Aim:
The records below are split into lines. How many of those lines contain the string "value"? Reply with the number only.

-- Start Supplied data --

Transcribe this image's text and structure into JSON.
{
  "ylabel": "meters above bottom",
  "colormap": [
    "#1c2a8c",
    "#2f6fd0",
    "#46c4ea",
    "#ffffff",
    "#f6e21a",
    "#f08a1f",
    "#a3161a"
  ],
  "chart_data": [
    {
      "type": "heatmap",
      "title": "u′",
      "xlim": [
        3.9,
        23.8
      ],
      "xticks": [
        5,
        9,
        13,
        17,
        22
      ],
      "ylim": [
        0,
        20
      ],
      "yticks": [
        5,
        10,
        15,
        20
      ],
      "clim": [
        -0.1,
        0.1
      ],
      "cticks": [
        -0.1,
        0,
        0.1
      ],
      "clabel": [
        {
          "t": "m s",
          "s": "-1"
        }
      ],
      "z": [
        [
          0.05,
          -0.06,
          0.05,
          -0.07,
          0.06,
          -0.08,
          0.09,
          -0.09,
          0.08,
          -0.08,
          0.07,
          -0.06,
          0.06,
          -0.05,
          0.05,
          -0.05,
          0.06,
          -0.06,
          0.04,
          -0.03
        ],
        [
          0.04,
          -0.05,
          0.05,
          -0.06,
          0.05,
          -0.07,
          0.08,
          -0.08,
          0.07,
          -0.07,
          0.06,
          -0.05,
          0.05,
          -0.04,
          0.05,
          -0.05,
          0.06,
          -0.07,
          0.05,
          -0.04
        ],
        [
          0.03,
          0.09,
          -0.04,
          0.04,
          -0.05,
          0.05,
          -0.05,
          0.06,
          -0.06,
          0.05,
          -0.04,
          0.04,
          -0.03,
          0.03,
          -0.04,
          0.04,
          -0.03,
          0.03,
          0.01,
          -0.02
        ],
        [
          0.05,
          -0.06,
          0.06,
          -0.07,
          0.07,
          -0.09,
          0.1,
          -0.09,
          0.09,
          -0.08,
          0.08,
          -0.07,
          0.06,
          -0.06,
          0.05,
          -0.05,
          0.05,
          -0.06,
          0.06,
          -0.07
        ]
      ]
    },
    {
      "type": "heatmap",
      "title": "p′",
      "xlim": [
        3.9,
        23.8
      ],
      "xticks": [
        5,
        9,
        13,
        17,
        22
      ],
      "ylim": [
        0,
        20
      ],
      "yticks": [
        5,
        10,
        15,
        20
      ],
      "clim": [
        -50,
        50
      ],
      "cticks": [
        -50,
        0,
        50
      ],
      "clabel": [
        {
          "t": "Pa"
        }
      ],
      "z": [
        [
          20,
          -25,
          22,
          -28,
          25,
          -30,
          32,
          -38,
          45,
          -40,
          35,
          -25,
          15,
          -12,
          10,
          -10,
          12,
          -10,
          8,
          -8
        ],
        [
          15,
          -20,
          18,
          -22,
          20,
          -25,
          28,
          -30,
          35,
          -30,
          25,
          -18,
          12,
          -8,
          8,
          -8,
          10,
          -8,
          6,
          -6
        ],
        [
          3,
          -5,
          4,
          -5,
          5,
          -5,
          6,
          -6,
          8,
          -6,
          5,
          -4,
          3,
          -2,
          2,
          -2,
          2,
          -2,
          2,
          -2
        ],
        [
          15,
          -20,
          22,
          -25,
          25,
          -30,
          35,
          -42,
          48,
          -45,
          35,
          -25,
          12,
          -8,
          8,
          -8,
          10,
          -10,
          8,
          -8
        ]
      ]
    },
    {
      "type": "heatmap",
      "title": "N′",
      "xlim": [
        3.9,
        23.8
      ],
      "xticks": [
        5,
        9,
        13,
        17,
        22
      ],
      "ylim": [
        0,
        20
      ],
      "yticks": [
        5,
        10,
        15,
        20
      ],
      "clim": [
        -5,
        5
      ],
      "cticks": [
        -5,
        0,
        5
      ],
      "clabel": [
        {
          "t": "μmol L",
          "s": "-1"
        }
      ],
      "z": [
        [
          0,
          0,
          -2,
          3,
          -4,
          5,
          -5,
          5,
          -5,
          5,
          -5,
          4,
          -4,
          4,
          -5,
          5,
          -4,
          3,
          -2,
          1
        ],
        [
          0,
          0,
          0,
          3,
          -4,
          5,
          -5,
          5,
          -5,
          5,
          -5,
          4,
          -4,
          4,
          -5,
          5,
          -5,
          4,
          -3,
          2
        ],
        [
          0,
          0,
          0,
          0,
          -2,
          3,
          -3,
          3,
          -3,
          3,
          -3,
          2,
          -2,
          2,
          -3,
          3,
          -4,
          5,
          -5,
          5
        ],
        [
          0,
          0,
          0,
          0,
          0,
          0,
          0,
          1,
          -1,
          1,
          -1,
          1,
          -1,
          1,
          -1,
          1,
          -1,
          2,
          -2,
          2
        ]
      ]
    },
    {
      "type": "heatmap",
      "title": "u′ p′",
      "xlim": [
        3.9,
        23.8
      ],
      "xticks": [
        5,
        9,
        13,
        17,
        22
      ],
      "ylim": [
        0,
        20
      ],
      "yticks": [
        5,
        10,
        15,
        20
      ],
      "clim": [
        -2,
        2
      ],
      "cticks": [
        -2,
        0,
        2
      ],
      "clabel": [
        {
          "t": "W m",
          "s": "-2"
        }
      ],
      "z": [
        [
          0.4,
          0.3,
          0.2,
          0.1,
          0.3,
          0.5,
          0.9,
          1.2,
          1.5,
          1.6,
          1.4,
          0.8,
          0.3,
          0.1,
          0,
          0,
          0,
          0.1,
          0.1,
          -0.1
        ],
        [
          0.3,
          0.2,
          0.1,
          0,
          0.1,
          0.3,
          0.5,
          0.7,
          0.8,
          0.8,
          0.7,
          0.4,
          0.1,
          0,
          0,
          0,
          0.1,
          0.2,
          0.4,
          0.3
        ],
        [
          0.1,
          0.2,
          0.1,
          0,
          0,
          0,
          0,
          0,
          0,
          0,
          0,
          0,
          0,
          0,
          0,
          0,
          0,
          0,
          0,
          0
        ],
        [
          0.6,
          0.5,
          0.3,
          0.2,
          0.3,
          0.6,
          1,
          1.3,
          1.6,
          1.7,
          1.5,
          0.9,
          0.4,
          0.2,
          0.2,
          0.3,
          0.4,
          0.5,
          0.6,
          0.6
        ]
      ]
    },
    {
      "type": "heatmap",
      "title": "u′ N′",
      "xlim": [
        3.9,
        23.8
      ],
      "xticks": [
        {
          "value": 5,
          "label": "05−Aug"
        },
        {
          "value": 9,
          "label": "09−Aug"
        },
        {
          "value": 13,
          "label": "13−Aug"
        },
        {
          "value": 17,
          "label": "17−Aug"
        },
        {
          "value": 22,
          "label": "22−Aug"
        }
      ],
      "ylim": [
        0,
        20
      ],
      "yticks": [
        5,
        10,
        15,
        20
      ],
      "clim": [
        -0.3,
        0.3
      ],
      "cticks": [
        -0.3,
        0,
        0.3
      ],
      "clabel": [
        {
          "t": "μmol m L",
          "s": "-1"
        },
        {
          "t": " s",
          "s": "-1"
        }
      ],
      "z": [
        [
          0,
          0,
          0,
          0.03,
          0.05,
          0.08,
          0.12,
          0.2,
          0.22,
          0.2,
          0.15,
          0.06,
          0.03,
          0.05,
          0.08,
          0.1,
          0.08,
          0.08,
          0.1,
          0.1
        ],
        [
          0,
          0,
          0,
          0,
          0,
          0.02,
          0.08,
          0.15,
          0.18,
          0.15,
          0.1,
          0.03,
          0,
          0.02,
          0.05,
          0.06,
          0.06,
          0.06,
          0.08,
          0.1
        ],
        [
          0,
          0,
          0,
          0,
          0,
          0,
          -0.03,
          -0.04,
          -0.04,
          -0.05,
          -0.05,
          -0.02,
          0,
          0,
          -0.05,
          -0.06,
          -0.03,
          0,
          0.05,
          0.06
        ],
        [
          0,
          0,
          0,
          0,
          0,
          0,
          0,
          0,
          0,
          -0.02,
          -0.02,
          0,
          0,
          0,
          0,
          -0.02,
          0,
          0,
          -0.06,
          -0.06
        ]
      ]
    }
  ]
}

-- End Supplied data --

Response:
5